> **Your goal**
Find and copy every line in the records that includes the string "heading".

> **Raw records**
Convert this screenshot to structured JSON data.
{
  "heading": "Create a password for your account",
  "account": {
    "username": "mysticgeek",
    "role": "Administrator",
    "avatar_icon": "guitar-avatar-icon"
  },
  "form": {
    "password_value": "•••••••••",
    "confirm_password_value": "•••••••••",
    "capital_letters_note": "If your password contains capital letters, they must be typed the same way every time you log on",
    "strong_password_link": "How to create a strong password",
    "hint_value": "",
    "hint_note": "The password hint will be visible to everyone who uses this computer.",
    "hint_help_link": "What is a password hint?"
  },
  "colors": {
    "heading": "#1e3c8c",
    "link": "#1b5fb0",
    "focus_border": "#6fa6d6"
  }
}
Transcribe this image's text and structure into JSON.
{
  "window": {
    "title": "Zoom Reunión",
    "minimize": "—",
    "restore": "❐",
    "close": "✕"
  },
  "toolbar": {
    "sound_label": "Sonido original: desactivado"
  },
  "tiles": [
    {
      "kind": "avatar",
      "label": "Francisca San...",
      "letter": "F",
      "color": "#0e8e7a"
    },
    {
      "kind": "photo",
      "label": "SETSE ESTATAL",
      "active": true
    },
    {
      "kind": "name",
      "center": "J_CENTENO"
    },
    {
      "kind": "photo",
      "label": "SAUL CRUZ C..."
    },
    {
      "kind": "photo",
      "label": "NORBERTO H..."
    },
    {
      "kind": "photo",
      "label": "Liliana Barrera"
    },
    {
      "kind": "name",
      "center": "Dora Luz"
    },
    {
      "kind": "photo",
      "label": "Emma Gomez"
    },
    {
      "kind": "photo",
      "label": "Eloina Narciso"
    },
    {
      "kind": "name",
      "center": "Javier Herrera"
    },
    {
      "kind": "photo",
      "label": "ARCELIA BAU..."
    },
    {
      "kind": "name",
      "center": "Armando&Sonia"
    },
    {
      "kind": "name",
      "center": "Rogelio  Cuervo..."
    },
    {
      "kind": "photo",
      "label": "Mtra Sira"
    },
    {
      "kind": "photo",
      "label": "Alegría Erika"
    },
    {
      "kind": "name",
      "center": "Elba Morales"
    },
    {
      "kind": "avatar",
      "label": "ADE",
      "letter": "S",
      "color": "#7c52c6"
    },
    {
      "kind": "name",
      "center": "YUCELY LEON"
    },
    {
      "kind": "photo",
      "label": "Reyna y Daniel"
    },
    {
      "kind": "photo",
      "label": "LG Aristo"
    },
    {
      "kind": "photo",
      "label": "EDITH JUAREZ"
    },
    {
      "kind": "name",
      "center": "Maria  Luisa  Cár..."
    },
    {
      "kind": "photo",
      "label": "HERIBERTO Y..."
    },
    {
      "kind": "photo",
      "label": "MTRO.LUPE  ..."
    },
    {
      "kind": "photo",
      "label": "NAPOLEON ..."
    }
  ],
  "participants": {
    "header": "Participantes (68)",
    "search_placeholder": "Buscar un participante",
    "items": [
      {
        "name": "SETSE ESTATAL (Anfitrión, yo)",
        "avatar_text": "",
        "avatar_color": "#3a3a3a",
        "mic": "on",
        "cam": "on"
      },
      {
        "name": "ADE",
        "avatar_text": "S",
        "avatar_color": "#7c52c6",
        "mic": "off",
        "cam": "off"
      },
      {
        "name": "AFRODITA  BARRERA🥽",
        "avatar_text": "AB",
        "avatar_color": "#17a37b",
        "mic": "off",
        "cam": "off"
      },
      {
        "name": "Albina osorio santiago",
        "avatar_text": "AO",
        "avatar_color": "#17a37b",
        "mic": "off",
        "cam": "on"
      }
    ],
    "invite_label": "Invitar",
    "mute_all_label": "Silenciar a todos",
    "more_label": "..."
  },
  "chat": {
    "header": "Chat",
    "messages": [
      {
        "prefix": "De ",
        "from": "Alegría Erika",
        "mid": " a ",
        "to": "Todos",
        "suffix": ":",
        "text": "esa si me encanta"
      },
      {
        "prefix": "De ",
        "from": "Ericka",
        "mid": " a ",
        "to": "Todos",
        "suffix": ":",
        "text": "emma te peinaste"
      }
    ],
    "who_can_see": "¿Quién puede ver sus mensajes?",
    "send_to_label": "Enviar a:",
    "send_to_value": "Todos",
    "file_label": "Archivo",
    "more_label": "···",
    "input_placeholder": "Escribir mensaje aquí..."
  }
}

> **Expected answer**
  "heading": "Create a password for your account",
    "heading": "#1e3c8c",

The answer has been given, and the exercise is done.